GIVEN TASK: Copy the full Python API page below character for character, leaving out the data that follows it.

━━━ SUPPLIED PASSAGE

Skip to content

Python API

Zhimeng Luo edited this page Jun 10, 2026 · 4 revisions

Python API

Everything the CLI does is available programmatically — import itemeval exposes one function per pipeline step, plus the config models. Use whichever fits: the CLI for terminal/script workflows, the Python API for notebooks and orchestration code. Both drive the exact same internals and produce the same on-disk outputs.

The surface

import itemeval

itemeval.load_config(path)        # YAML -> ExperimentConfig (raises ConfigError)
itemeval.prepare_study(cfg)       # config -> PreparedStudy (datasets, templates, grid, plan, pricing)
itemeval.estimate_study(prep)     # -> Estimate (projected calls/tokens/$ per stage)
itemeval.run_generate(prep)       # -> GenerateResult (stage 1; writes solutions store)
itemeval.run_grade(prep)          # -> GradeResult (stage 2; writes gradings store)
itemeval.export_study(cfg)        # -> ExportResult (writes export/ tables)
itemeval.build_status(cfg, prep)  # -> StatusReport (completion matrix)

itemeval.ExperimentConfig         # the validated config model
itemeval.Item                     # the canonical item model
itemeval.__version__

These names (itemeval.__all__) are the entire supported Python surface. _-prefixed modules remain importable but carry no stability promise — pre-1.0 they may change in any minor release.

A complete run

import itemeval

cfg = itemeval.load_config("configs/my_study.yaml")

━━━━━━
━━━ SOURCE MATERIAL

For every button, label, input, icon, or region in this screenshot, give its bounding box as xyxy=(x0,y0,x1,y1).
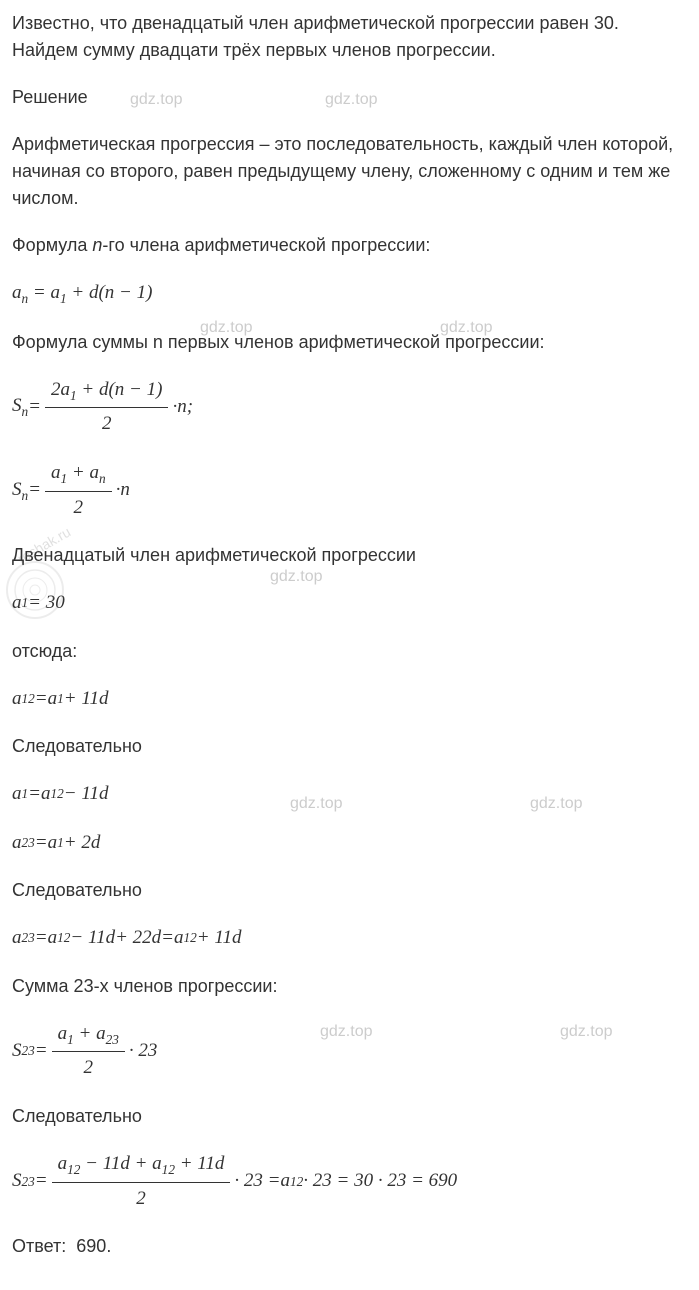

━━━━━━

THE RESPONSE:
Skip to content

Python API

Zhimeng Luo edited this page Jun 10, 2026 · 4 revisions

Python API

Everything the CLI does is available programmatically — import itemeval exposes one function per pipeline step, plus the config models. Use whichever fits: the CLI for terminal/script workflows, the Python API for notebooks and orchestration code. Both drive the exact same internals and produce the same on-disk outputs.

The surface

import itemeval

itemeval.load_config(path)        # YAML -> ExperimentConfig (raises ConfigError)
itemeval.prepare_study(cfg)       # config -> PreparedStudy (datasets, templates, grid, plan, pricing)
itemeval.estimate_study(prep)     # -> Estimate (projected calls/tokens/$ per stage)
itemeval.run_generate(prep)       # -> GenerateResult (stage 1; writes solutions store)
itemeval.run_grade(prep)          # -> GradeResult (stage 2; writes gradings store)
itemeval.export_study(cfg)        # -> ExportResult (writes export/ tables)
itemeval.build_status(cfg, prep)  # -> StatusReport (completion matrix)

itemeval.ExperimentConfig         # the validated config model
itemeval.Item                     # the canonical item model
itemeval.__version__

These names (itemeval.__all__) are the entire supported Python surface. _-prefixed modules remain importable but carry no stability promise — pre-1.0 they may change in any minor release.

A complete run

import itemeval

cfg = itemeval.load_config("configs/my_study.yaml")